Recorded data
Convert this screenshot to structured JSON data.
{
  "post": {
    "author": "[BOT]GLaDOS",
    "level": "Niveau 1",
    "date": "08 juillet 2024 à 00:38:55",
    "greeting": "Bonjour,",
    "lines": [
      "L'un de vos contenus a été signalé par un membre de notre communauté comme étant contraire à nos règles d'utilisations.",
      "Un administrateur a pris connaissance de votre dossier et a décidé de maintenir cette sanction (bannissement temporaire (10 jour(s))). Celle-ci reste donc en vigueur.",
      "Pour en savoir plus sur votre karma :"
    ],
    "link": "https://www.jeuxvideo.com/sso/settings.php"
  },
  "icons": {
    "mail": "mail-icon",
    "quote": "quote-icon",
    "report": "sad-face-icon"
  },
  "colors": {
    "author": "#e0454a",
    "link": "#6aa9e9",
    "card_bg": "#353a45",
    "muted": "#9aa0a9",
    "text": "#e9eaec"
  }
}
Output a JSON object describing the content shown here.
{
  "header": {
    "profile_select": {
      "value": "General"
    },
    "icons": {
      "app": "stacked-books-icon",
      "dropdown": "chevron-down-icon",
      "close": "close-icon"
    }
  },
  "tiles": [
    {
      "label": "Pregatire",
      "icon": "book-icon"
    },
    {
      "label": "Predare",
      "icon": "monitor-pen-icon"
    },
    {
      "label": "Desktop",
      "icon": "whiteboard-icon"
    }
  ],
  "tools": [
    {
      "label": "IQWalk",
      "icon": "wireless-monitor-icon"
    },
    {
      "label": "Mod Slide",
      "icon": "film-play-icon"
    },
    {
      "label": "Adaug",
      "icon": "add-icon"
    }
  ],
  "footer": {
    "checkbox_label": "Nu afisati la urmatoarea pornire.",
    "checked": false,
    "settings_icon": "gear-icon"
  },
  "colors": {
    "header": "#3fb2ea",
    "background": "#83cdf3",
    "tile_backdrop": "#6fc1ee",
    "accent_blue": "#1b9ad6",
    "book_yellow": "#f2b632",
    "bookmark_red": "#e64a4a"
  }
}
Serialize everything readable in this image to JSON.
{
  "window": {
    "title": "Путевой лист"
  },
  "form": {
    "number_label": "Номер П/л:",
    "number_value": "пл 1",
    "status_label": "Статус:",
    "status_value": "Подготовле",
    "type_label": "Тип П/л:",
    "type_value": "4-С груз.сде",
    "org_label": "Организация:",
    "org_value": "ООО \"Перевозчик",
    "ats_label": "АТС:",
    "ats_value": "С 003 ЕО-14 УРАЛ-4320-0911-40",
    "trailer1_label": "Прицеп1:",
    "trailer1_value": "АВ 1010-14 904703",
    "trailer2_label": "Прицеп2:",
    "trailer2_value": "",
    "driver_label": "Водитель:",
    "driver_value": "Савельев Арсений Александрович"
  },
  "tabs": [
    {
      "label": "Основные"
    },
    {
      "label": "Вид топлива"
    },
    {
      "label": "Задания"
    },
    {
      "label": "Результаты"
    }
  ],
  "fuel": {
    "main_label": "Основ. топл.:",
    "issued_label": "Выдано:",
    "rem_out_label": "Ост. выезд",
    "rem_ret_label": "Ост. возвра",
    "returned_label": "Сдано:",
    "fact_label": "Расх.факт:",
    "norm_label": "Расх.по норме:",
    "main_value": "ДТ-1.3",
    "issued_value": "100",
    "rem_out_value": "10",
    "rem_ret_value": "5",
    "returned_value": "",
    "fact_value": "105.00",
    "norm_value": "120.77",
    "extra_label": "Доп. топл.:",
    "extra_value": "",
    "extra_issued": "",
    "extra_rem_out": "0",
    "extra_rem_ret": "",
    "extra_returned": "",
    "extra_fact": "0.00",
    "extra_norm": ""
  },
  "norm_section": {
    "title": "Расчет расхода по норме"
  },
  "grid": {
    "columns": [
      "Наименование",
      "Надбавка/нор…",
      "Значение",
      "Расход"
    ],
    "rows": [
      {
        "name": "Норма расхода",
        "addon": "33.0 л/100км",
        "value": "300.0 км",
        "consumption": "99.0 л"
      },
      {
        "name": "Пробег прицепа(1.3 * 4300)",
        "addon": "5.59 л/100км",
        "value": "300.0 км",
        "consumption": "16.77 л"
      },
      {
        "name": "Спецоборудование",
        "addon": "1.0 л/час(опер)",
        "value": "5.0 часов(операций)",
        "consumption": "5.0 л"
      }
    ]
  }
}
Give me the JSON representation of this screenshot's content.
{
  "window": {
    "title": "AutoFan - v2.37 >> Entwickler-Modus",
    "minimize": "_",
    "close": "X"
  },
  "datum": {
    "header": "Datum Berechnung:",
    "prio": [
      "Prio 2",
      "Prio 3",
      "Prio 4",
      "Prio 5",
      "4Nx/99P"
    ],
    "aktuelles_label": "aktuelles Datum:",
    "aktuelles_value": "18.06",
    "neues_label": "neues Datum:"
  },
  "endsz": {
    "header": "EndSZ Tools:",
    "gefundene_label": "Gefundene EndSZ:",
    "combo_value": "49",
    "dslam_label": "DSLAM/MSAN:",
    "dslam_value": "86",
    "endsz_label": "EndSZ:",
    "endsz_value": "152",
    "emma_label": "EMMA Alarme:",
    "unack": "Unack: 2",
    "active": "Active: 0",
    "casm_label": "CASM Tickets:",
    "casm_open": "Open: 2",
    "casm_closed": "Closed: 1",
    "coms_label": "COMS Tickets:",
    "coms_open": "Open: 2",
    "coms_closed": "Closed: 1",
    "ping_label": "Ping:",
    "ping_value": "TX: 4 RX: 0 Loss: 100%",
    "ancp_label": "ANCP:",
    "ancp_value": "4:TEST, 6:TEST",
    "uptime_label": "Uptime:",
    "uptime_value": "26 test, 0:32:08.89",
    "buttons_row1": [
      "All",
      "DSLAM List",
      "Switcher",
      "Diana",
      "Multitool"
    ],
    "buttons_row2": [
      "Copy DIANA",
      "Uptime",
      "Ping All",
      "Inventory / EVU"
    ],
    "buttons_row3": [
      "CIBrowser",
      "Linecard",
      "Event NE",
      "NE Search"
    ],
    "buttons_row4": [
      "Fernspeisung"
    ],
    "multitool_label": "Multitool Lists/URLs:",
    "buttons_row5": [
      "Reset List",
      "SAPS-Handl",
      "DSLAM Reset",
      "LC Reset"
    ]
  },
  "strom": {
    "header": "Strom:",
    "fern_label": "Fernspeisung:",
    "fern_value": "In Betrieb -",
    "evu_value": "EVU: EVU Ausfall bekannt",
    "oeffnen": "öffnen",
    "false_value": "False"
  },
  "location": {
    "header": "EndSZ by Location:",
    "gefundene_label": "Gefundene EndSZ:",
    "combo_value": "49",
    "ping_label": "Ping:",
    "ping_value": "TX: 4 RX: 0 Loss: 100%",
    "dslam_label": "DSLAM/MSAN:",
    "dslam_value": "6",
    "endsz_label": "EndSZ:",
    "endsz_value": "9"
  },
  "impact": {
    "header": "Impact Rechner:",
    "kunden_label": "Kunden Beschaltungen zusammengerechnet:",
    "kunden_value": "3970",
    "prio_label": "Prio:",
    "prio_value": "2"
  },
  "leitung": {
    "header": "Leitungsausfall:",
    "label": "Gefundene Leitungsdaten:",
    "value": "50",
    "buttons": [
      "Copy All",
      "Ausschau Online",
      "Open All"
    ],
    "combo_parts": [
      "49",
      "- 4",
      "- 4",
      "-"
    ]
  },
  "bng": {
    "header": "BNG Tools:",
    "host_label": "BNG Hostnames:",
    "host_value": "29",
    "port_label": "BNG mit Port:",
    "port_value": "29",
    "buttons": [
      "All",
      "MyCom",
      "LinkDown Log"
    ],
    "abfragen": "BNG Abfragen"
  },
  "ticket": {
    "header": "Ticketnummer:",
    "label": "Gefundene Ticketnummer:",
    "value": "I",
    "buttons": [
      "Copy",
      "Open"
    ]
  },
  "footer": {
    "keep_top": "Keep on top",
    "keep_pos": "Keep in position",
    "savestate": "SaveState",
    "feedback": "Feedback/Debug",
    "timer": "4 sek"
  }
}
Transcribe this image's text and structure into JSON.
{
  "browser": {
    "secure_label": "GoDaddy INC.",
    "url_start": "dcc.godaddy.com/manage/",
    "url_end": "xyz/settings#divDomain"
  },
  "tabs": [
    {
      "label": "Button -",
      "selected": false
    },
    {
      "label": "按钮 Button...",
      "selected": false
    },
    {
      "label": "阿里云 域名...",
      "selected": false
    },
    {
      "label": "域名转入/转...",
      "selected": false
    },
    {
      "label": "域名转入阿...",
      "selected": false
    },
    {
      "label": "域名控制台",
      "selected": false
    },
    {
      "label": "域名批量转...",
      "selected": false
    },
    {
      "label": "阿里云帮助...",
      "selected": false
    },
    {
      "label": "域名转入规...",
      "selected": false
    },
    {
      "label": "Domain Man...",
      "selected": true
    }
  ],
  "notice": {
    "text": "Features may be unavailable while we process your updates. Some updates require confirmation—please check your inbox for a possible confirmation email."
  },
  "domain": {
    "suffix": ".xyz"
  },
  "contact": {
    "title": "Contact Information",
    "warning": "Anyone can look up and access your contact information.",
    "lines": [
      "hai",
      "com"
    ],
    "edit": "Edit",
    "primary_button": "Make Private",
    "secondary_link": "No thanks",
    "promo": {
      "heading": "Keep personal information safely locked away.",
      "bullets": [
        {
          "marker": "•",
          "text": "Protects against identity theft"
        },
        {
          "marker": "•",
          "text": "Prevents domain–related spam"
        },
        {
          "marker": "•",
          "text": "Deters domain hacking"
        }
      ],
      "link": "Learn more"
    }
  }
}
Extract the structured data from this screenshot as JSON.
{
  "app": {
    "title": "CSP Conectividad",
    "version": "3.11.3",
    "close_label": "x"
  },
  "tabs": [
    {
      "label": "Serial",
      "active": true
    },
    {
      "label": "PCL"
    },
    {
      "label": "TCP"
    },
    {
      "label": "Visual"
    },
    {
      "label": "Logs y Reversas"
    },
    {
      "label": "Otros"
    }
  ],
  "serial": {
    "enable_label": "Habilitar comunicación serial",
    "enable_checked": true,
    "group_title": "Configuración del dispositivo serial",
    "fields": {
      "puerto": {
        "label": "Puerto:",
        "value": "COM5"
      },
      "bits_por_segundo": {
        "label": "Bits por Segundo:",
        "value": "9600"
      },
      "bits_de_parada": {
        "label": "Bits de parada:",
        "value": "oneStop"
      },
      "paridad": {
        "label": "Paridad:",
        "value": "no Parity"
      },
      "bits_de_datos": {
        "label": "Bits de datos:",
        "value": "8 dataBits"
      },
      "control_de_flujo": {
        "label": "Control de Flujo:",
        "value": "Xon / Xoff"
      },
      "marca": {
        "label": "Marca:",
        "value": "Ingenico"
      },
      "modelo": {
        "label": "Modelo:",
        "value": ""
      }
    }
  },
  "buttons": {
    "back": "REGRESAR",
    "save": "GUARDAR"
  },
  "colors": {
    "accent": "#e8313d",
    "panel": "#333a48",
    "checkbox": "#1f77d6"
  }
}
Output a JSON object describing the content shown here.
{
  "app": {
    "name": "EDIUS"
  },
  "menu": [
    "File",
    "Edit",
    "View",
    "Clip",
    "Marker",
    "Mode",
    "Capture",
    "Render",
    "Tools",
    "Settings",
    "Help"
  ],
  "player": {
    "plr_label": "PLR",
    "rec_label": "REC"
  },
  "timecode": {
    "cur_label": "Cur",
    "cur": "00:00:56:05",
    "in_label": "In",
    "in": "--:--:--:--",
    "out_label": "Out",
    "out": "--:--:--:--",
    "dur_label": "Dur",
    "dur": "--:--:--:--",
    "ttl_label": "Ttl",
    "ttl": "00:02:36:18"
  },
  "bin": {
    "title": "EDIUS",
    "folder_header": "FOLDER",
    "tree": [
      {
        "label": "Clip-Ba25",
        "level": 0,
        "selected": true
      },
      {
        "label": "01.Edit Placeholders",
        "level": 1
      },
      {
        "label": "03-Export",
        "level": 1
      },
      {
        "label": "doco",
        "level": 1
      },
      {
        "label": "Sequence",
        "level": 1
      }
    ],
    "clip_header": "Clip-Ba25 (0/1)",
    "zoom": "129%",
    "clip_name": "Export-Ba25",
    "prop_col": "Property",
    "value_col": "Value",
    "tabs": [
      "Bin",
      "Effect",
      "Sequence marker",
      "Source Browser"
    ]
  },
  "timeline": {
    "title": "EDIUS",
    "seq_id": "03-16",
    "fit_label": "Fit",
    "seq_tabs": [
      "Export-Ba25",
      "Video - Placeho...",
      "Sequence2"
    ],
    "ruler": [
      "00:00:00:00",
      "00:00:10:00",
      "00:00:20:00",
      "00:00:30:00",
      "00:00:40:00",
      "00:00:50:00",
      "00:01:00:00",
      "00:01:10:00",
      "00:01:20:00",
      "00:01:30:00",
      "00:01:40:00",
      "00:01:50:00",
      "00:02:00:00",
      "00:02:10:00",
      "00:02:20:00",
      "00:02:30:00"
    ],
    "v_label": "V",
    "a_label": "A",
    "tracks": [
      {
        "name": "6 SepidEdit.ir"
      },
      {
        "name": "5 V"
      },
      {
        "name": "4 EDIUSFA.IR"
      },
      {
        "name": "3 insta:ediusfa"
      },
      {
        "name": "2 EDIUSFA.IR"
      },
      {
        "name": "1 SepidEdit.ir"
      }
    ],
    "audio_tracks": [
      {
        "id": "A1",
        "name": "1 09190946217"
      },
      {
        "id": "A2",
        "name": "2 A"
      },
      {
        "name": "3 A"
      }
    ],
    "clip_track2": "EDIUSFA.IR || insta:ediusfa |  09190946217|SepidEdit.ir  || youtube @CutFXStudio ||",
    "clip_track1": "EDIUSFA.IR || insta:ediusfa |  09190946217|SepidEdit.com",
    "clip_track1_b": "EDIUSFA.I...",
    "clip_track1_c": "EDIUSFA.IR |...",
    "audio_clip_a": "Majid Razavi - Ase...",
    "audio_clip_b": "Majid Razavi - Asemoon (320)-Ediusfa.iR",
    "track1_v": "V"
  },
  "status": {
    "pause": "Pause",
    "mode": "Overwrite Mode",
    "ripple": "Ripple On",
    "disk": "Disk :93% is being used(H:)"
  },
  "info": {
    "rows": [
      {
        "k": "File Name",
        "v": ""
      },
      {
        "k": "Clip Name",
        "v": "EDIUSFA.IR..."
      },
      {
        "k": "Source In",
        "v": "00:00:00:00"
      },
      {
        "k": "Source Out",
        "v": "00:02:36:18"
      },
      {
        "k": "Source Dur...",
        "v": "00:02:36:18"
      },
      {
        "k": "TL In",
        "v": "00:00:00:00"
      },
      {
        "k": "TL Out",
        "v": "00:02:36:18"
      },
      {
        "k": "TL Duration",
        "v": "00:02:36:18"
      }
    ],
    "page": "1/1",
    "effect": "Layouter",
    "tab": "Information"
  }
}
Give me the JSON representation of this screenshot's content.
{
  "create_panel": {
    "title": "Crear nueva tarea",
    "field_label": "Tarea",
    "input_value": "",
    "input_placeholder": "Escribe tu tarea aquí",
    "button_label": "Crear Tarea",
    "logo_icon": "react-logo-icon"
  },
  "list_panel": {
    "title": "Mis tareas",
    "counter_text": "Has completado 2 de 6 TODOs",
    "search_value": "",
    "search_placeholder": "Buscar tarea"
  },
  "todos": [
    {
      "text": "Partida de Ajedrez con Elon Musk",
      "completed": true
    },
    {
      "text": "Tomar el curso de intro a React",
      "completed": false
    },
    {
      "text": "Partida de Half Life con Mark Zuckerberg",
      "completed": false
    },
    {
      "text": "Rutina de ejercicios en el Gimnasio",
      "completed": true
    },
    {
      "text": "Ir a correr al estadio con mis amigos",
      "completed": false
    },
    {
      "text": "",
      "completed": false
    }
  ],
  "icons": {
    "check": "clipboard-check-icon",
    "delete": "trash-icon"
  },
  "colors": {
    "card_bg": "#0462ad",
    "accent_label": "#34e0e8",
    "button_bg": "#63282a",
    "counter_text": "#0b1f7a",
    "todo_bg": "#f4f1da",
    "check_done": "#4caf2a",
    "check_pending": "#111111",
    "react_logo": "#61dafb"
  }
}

> **CHALLENGE**
Find the word "Gefundene" in the data and show each line that holds it.

> **SOLUTION**
    "gefundene_label": "Gefundene EndSZ:",
    "gefundene_label": "Gefundene EndSZ:",
    "label": "Gefundene Leitungsdaten:",
    "label": "Gefundene Ticketnummer:",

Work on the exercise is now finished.